- _PAGE TEXT_
□ □ □
# Help me understand the details on my new Fuji.



## mm9

4/13/15: Just purchased my first road bike in 28 years. Trying to understand the details of the bike and I have several questions if you don't mind. Please comment on the details if you know about Fuji's or these components. Thanks! 









The goal was to find a decent re-entry to the sport bike, for an inexpensive price. It's new 2013 Roubaix 1.0 from my local Performance Bicycles shop - was on sale. The price was marked down to $899. I assume because it's a 2013 model.

First - this bike is a "Performance Exclusive" - what does that typically mean in terms of tradeoffs? Better components for the money or less?

Frame: A2-SL - How does this compare to the A6 - SL?

Fork: FC 440 Carbon - I thought this was a cheap fork when I bought it, but I notice it's the same fork that is on several Carbon Fuji's that are a good bit more expensive than my bike.

Front Derailleur - Shimano 105

Rear Derailleur - Shimano 105

Cassette - Shimano 105 10 speed - 11 - 28

Crankset - Compact 34/50. Says Oval Concepts 730 on the Crank arms. and Opraxis Works, Cold Forged, Levatime on the big Chainring. Not sure what the model is of the crankset. Do you know?
□ □ □
- _DATASET EXCERPTS_
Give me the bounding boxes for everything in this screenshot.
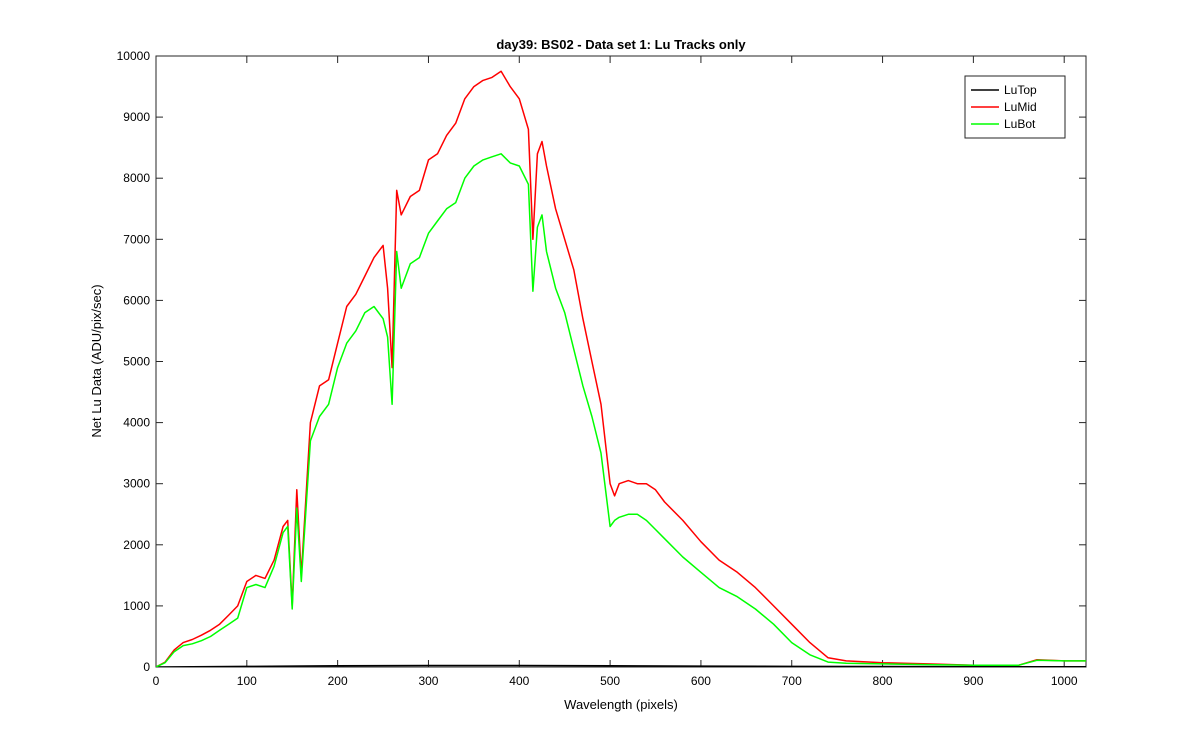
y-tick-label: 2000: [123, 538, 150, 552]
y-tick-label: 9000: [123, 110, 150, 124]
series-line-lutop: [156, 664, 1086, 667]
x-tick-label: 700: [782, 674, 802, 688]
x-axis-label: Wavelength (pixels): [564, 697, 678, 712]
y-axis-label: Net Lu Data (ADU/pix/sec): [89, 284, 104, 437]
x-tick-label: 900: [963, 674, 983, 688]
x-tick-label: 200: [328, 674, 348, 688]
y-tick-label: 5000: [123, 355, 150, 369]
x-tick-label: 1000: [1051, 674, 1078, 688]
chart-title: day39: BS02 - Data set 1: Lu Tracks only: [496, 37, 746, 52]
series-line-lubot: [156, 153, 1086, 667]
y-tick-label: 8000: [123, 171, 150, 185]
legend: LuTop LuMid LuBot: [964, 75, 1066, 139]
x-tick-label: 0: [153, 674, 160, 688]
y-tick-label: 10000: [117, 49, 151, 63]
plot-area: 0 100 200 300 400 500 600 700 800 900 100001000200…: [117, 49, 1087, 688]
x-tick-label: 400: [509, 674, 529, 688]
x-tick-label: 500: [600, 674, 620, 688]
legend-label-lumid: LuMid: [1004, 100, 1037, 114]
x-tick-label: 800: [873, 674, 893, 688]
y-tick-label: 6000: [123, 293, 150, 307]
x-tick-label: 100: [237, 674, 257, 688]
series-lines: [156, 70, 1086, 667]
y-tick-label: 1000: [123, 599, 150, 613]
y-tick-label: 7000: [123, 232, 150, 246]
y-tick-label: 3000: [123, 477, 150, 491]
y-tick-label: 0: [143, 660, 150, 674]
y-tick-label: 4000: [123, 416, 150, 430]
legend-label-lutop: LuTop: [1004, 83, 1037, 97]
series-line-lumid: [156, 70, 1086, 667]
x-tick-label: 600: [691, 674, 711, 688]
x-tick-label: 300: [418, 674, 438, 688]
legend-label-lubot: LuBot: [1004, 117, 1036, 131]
□ □ □
- _TASK SET_
(a) Using the Fuji bike post, answer each question below on its own line:
(i) What price was the bike marked down to?
(ii) What model and year is the bike?
(iii) What is the gear range of the cassette?
(b) Decide whether each statement agrees with the Fuji bike post, answering yes or no and quoting the words that settle it:
(i) The bike came from a local Performance Bicycles shop.
(ii) The front and rear derailleurs come from different component lines.
(iii) The crankset is a compact 34/50.
(c) Reproduce the passage of the Fuji bike post starting with "The goal was" and going on through "than my bike.".

- _RESPONSES PER TASK_
(a)
(i) $899
(ii) A 2013 Roubaix 1.0
(iii) 11 - 28

(b)
(i) Yes: "from my local Performance Bicycles shop"
(ii) No: "Front Derailleur - Shimano 105" and "Rear Derailleur - Shimano 105"
(iii) Yes: "Crankset - Compact 34/50."

(c)
The goal was to find a decent re-entry to the sport bike, for an inexpensive price. It's new 2013 Roubaix 1.0 from my local Performance Bicycles shop - was on sale. The price was marked down to $899. I assume because it's a 2013 model.

First - this bike is a "Performance Exclusive" - what does that typically mean in terms of tradeoffs? Better components for the money or less?

Frame: A2-SL - How does this compare to the A6 - SL?

Fork: FC 440 Carbon - I thought this was a cheap fork when I bought it, but I notice it's the same fork that is on several Carbon Fuji's that are a good bit more expensive than my bike.